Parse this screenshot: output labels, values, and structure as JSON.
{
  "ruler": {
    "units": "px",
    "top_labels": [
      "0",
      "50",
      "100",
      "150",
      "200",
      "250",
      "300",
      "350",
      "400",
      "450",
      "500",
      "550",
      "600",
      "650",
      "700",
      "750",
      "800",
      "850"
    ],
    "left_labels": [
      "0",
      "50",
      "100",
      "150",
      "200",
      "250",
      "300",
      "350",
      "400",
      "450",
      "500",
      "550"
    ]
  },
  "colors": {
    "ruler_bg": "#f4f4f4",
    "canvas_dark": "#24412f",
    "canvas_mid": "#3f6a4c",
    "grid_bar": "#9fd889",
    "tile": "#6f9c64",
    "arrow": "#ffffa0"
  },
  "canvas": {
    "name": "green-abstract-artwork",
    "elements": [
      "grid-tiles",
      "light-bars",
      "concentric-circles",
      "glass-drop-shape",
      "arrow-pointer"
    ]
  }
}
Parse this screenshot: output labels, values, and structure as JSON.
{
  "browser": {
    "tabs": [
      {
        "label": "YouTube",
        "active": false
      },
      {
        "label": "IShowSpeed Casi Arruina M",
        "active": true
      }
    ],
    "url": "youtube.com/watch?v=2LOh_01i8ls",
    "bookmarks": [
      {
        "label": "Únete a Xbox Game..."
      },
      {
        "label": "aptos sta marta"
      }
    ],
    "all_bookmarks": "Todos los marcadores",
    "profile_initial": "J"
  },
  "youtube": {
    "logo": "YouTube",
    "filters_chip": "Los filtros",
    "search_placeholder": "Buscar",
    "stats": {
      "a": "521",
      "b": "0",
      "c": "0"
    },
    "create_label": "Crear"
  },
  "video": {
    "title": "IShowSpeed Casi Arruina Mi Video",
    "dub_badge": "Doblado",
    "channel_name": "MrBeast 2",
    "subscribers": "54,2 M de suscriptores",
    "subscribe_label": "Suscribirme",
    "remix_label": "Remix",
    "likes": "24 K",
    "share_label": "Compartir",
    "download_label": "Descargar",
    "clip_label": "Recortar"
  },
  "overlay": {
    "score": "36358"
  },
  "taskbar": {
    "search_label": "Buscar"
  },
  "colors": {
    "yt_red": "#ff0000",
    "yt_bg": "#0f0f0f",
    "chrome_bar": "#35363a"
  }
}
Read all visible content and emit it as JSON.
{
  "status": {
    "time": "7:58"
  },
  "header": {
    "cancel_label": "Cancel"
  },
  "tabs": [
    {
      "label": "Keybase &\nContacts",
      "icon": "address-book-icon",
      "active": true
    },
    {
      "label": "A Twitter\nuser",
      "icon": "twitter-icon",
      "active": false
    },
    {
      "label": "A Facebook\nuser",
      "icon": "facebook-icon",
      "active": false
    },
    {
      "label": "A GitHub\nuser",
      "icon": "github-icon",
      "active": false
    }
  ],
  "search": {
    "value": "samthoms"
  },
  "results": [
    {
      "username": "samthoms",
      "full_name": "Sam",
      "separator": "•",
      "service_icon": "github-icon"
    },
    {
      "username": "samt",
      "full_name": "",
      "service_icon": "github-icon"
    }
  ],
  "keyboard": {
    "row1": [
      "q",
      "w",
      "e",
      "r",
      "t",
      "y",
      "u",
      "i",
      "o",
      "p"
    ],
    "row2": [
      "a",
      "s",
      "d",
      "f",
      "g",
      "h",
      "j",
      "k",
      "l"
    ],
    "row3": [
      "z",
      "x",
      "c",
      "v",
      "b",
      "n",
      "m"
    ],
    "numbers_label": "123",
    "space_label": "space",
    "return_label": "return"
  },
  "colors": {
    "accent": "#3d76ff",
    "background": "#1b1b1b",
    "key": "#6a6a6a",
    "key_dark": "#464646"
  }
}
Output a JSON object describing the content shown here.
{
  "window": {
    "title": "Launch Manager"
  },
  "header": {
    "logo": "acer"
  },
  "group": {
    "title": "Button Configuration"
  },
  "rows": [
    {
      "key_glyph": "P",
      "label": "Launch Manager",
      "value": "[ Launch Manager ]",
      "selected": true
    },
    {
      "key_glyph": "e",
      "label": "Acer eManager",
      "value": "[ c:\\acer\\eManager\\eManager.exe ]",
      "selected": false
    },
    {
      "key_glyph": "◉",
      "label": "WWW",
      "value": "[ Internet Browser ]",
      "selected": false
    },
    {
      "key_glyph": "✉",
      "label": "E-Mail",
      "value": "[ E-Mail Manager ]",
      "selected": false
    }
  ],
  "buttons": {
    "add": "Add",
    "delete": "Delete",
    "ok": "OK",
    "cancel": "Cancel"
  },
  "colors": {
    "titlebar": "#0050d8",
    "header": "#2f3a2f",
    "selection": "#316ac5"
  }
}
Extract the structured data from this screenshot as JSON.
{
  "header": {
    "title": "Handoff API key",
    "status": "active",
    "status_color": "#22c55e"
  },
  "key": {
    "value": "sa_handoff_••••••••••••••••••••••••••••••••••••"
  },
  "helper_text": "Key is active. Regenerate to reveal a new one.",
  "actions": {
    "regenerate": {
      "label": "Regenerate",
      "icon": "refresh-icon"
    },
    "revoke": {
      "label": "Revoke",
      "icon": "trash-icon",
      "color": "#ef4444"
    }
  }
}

● Exercise task
Each line of the listing should be echoed back exactly.

● Written solution
Parse this screenshot: output labels, values, and structure as JSON.
{
  "ruler": {
    "units": "px",
    "top_labels": [
      "0",
      "50",
      "100",
      "150",
      "200",
      "250",
      "300",
      "350",
      "400",
      "450",
      "500",
      "550",
      "600",
      "650",
      "700",
      "750",
      "800",
      "850"
    ],
    "left_labels": [
      "0",
      "50",
      "100",
      "150",
      "200",
      "250",
      "300",
      "350",
      "400",
      "450",
      "500",
      "550"
    ]
  },
  "colors": {
    "ruler_bg": "#f4f4f4",
    "canvas_dark": "#24412f",
    "canvas_mid": "#3f6a4c",
    "grid_bar": "#9fd889",
    "tile": "#6f9c64",
    "arrow": "#ffffa0"
  },
  "canvas": {
    "name": "green-abstract-artwork",
    "elements": [
      "grid-tiles",
      "light-bars",
      "concentric-circles",
      "glass-drop-shape",
      "arrow-pointer"
    ]
  }
}
Parse this screenshot: output labels, values, and structure as JSON.
{
  "browser": {
    "tabs": [
      {
        "label": "YouTube",
        "active": false
      },
      {
        "label": "IShowSpeed Casi Arruina M",
        "active": true
      }
    ],
    "url": "youtube.com/watch?v=2LOh_01i8ls",
    "bookmarks": [
      {
        "label": "Únete a Xbox Game..."
      },
      {
        "label": "aptos sta marta"
      }
    ],
    "all_bookmarks": "Todos los marcadores",
    "profile_initial": "J"
  },
  "youtube": {
    "logo": "YouTube",
    "filters_chip": "Los filtros",
    "search_placeholder": "Buscar",
    "stats": {
      "a": "521",
      "b": "0",
      "c": "0"
    },
    "create_label": "Crear"
  },
  "video": {
    "title": "IShowSpeed Casi Arruina Mi Video",
    "dub_badge": "Doblado",
    "channel_name": "MrBeast 2",
    "subscribers": "54,2 M de suscriptores",
    "subscribe_label": "Suscribirme",
    "remix_label": "Remix",
    "likes": "24 K",
    "share_label": "Compartir",
    "download_label": "Descargar",
    "clip_label": "Recortar"
  },
  "overlay": {
    "score": "36358"
  },
  "taskbar": {
    "search_label": "Buscar"
  },
  "colors": {
    "yt_red": "#ff0000",
    "yt_bg": "#0f0f0f",
    "chrome_bar": "#35363a"
  }
}
Read all visible content and emit it as JSON.
{
  "status": {
    "time": "7:58"
  },
  "header": {
    "cancel_label": "Cancel"
  },
  "tabs": [
    {
      "label": "Keybase &\nContacts",
      "icon": "address-book-icon",
      "active": true
    },
    {
      "label": "A Twitter\nuser",
      "icon": "twitter-icon",
      "active": false
    },
    {
      "label": "A Facebook\nuser",
      "icon": "facebook-icon",
      "active": false
    },
    {
      "label": "A GitHub\nuser",
      "icon": "github-icon",
      "active": false
    }
  ],
  "search": {
    "value": "samthoms"
  },
  "results": [
    {
      "username": "samthoms",
      "full_name": "Sam",
      "separator": "•",
      "service_icon": "github-icon"
    },
    {
      "username": "samt",
      "full_name": "",
      "service_icon": "github-icon"
    }
  ],
  "keyboard": {
    "row1": [
      "q",
      "w",
      "e",
      "r",
      "t",
      "y",
      "u",
      "i",
      "o",
      "p"
    ],
    "row2": [
      "a",
      "s",
      "d",
      "f",
      "g",
      "h",
      "j",
      "k",
      "l"
    ],
    "row3": [
      "z",
      "x",
      "c",
      "v",
      "b",
      "n",
      "m"
    ],
    "numbers_label": "123",
    "space_label": "space",
    "return_label": "return"
  },
  "colors": {
    "accent": "#3d76ff",
    "background": "#1b1b1b",
    "key": "#6a6a6a",
    "key_dark": "#464646"
  }
}
Output a JSON object describing the content shown here.
{
  "window": {
    "title": "Launch Manager"
  },
  "header": {
    "logo": "acer"
  },
  "group": {
    "title": "Button Configuration"
  },
  "rows": [
    {
      "key_glyph": "P",
      "label": "Launch Manager",
      "value": "[ Launch Manager ]",
      "selected": true
    },
    {
      "key_glyph": "e",
      "label": "Acer eManager",
      "value": "[ c:\\acer\\eManager\\eManager.exe ]",
      "selected": false
    },
    {
      "key_glyph": "◉",
      "label": "WWW",
      "value": "[ Internet Browser ]",
      "selected": false
    },
    {
      "key_glyph": "✉",
      "label": "E-Mail",
      "value": "[ E-Mail Manager ]",
      "selected": false
    }
  ],
  "buttons": {
    "add": "Add",
    "delete": "Delete",
    "ok": "OK",
    "cancel": "Cancel"
  },
  "colors": {
    "titlebar": "#0050d8",
    "header": "#2f3a2f",
    "selection": "#316ac5"
  }
}
Extract the structured data from this screenshot as JSON.
{
  "header": {
    "title": "Handoff API key",
    "status": "active",
    "status_color": "#22c55e"
  },
  "key": {
    "value": "sa_handoff_••••••••••••••••••••••••••••••••••••"
  },
  "helper_text": "Key is active. Regenerate to reveal a new one.",
  "actions": {
    "regenerate": {
      "label": "Regenerate",
      "icon": "refresh-icon"
    },
    "revoke": {
      "label": "Revoke",
      "icon": "trash-icon",
      "color": "#ef4444"
    }
  }
}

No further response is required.